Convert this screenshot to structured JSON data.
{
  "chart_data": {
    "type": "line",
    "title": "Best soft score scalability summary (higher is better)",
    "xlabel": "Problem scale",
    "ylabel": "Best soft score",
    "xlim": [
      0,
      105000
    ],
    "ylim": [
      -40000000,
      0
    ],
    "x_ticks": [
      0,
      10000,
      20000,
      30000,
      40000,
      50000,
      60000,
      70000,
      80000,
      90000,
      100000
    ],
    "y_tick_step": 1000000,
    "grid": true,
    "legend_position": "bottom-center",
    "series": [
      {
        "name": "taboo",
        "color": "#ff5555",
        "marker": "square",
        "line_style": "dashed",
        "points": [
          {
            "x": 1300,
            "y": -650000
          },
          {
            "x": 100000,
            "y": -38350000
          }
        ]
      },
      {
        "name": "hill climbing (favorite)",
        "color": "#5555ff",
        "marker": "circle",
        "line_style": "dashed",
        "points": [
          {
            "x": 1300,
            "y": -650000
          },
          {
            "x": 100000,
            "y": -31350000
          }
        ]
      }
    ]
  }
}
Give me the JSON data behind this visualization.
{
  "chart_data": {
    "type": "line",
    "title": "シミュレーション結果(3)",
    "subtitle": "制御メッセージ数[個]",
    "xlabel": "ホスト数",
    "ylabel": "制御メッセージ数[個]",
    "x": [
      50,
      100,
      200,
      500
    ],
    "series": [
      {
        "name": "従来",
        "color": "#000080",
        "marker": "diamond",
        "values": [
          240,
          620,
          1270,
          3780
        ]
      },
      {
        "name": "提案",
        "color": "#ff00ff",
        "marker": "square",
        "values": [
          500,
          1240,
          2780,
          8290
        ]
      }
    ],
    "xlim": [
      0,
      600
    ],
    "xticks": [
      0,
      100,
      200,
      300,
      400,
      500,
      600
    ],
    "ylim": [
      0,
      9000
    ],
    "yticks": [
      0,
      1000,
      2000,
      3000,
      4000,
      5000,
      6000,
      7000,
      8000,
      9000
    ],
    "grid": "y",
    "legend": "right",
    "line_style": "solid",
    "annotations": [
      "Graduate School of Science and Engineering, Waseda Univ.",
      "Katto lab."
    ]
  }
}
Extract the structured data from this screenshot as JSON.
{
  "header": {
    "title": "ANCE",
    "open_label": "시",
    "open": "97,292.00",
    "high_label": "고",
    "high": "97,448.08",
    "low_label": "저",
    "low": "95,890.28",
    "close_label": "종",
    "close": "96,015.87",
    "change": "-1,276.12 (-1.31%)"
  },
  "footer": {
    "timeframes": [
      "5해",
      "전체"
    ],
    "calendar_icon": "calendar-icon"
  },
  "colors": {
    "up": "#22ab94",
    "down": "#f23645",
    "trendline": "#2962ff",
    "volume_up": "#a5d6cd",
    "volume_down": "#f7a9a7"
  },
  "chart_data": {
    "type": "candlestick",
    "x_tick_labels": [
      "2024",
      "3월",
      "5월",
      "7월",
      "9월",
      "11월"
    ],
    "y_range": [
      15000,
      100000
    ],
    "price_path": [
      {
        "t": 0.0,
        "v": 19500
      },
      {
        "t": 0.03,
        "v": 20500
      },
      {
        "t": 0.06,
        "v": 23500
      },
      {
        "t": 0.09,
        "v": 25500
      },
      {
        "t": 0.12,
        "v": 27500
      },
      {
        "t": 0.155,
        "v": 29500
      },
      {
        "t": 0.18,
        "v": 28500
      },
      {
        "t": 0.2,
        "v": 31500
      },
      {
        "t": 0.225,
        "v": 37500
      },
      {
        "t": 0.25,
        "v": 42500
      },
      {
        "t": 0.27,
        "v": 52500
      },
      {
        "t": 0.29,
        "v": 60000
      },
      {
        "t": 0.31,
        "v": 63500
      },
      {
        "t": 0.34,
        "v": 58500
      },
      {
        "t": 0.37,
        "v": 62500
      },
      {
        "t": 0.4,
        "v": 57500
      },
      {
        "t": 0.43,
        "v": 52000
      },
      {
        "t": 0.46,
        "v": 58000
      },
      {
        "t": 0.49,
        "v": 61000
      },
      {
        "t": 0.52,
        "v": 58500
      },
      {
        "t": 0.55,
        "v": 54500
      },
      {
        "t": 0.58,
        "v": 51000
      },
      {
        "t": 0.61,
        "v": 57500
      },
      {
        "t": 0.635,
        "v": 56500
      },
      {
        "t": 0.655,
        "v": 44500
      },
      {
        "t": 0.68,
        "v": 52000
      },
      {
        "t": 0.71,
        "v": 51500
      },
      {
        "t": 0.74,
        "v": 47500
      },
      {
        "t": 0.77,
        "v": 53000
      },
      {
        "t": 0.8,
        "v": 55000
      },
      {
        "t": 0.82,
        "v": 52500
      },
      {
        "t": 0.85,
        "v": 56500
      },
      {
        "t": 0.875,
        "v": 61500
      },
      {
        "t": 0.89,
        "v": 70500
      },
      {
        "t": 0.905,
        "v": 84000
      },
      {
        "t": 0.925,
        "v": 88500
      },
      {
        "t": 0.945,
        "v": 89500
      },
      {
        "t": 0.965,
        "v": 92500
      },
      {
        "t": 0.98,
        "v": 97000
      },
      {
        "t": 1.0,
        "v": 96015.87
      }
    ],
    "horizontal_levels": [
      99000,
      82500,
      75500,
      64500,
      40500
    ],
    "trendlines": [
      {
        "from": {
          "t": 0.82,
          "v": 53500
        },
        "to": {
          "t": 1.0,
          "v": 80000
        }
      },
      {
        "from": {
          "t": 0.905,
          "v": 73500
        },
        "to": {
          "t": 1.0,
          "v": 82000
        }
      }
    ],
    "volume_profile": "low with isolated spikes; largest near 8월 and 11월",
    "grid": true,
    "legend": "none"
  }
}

=-=-=

Aim of the task:
The records above should be repeated in full, exactly as given.

Solution to this task:
Convert this screenshot to structured JSON data.
{
  "chart_data": {
    "type": "line",
    "title": "Best soft score scalability summary (higher is better)",
    "xlabel": "Problem scale",
    "ylabel": "Best soft score",
    "xlim": [
      0,
      105000
    ],
    "ylim": [
      -40000000,
      0
    ],
    "x_ticks": [
      0,
      10000,
      20000,
      30000,
      40000,
      50000,
      60000,
      70000,
      80000,
      90000,
      100000
    ],
    "y_tick_step": 1000000,
    "grid": true,
    "legend_position": "bottom-center",
    "series": [
      {
        "name": "taboo",
        "color": "#ff5555",
        "marker": "square",
        "line_style": "dashed",
        "points": [
          {
            "x": 1300,
            "y": -650000
          },
          {
            "x": 100000,
            "y": -38350000
          }
        ]
      },
      {
        "name": "hill climbing (favorite)",
        "color": "#5555ff",
        "marker": "circle",
        "line_style": "dashed",
        "points": [
          {
            "x": 1300,
            "y": -650000
          },
          {
            "x": 100000,
            "y": -31350000
          }
        ]
      }
    ]
  }
}
Give me the JSON data behind this visualization.
{
  "chart_data": {
    "type": "line",
    "title": "シミュレーション結果(3)",
    "subtitle": "制御メッセージ数[個]",
    "xlabel": "ホスト数",
    "ylabel": "制御メッセージ数[個]",
    "x": [
      50,
      100,
      200,
      500
    ],
    "series": [
      {
        "name": "従来",
        "color": "#000080",
        "marker": "diamond",
        "values": [
          240,
          620,
          1270,
          3780
        ]
      },
      {
        "name": "提案",
        "color": "#ff00ff",
        "marker": "square",
        "values": [
          500,
          1240,
          2780,
          8290
        ]
      }
    ],
    "xlim": [
      0,
      600
    ],
    "xticks": [
      0,
      100,
      200,
      300,
      400,
      500,
      600
    ],
    "ylim": [
      0,
      9000
    ],
    "yticks": [
      0,
      1000,
      2000,
      3000,
      4000,
      5000,
      6000,
      7000,
      8000,
      9000
    ],
    "grid": "y",
    "legend": "right",
    "line_style": "solid",
    "annotations": [
      "Graduate School of Science and Engineering, Waseda Univ.",
      "Katto lab."
    ]
  }
}
Extract the structured data from this screenshot as JSON.
{
  "header": {
    "title": "ANCE",
    "open_label": "시",
    "open": "97,292.00",
    "high_label": "고",
    "high": "97,448.08",
    "low_label": "저",
    "low": "95,890.28",
    "close_label": "종",
    "close": "96,015.87",
    "change": "-1,276.12 (-1.31%)"
  },
  "footer": {
    "timeframes": [
      "5해",
      "전체"
    ],
    "calendar_icon": "calendar-icon"
  },
  "colors": {
    "up": "#22ab94",
    "down": "#f23645",
    "trendline": "#2962ff",
    "volume_up": "#a5d6cd",
    "volume_down": "#f7a9a7"
  },
  "chart_data": {
    "type": "candlestick",
    "x_tick_labels": [
      "2024",
      "3월",
      "5월",
      "7월",
      "9월",
      "11월"
    ],
    "y_range": [
      15000,
      100000
    ],
    "price_path": [
      {
        "t": 0.0,
        "v": 19500
      },
      {
        "t": 0.03,
        "v": 20500
      },
      {
        "t": 0.06,
        "v": 23500
      },
      {
        "t": 0.09,
        "v": 25500
      },
      {
        "t": 0.12,
        "v": 27500
      },
      {
        "t": 0.155,
        "v": 29500
      },
      {
        "t": 0.18,
        "v": 28500
      },
      {
        "t": 0.2,
        "v": 31500
      },
      {
        "t": 0.225,
        "v": 37500
      },
      {
        "t": 0.25,
        "v": 42500
      },
      {
        "t": 0.27,
        "v": 52500
      },
      {
        "t": 0.29,
        "v": 60000
      },
      {
        "t": 0.31,
        "v": 63500
      },
      {
        "t": 0.34,
        "v": 58500
      },
      {
        "t": 0.37,
        "v": 62500
      },
      {
        "t": 0.4,
        "v": 57500
      },
      {
        "t": 0.43,
        "v": 52000
      },
      {
        "t": 0.46,
        "v": 58000
      },
      {
        "t": 0.49,
        "v": 61000
      },
      {
        "t": 0.52,
        "v": 58500
      },
      {
        "t": 0.55,
        "v": 54500
      },
      {
        "t": 0.58,
        "v": 51000
      },
      {
        "t": 0.61,
        "v": 57500
      },
      {
        "t": 0.635,
        "v": 56500
      },
      {
        "t": 0.655,
        "v": 44500
      },
      {
        "t": 0.68,
        "v": 52000
      },
      {
        "t": 0.71,
        "v": 51500
      },
      {
        "t": 0.74,
        "v": 47500
      },
      {
        "t": 0.77,
        "v": 53000
      },
      {
        "t": 0.8,
        "v": 55000
      },
      {
        "t": 0.82,
        "v": 52500
      },
      {
        "t": 0.85,
        "v": 56500
      },
      {
        "t": 0.875,
        "v": 61500
      },
      {
        "t": 0.89,
        "v": 70500
      },
      {
        "t": 0.905,
        "v": 84000
      },
      {
        "t": 0.925,
        "v": 88500
      },
      {
        "t": 0.945,
        "v": 89500
      },
      {
        "t": 0.965,
        "v": 92500
      },
      {
        "t": 0.98,
        "v": 97000
      },
      {
        "t": 1.0,
        "v": 96015.87
      }
    ],
    "horizontal_levels": [
      99000,
      82500,
      75500,
      64500,
      40500
    ],
    "trendlines": [
      {
        "from": {
          "t": 0.82,
          "v": 53500
        },
        "to": {
          "t": 1.0,
          "v": 80000
        }
      },
      {
        "from": {
          "t": 0.905,
          "v": 73500
        },
        "to": {
          "t": 1.0,
          "v": 82000
        }
      }
    ],
    "volume_profile": "low with isolated spikes; largest near 8월 and 11월",
    "grid": true,
    "legend": "none"
  }
}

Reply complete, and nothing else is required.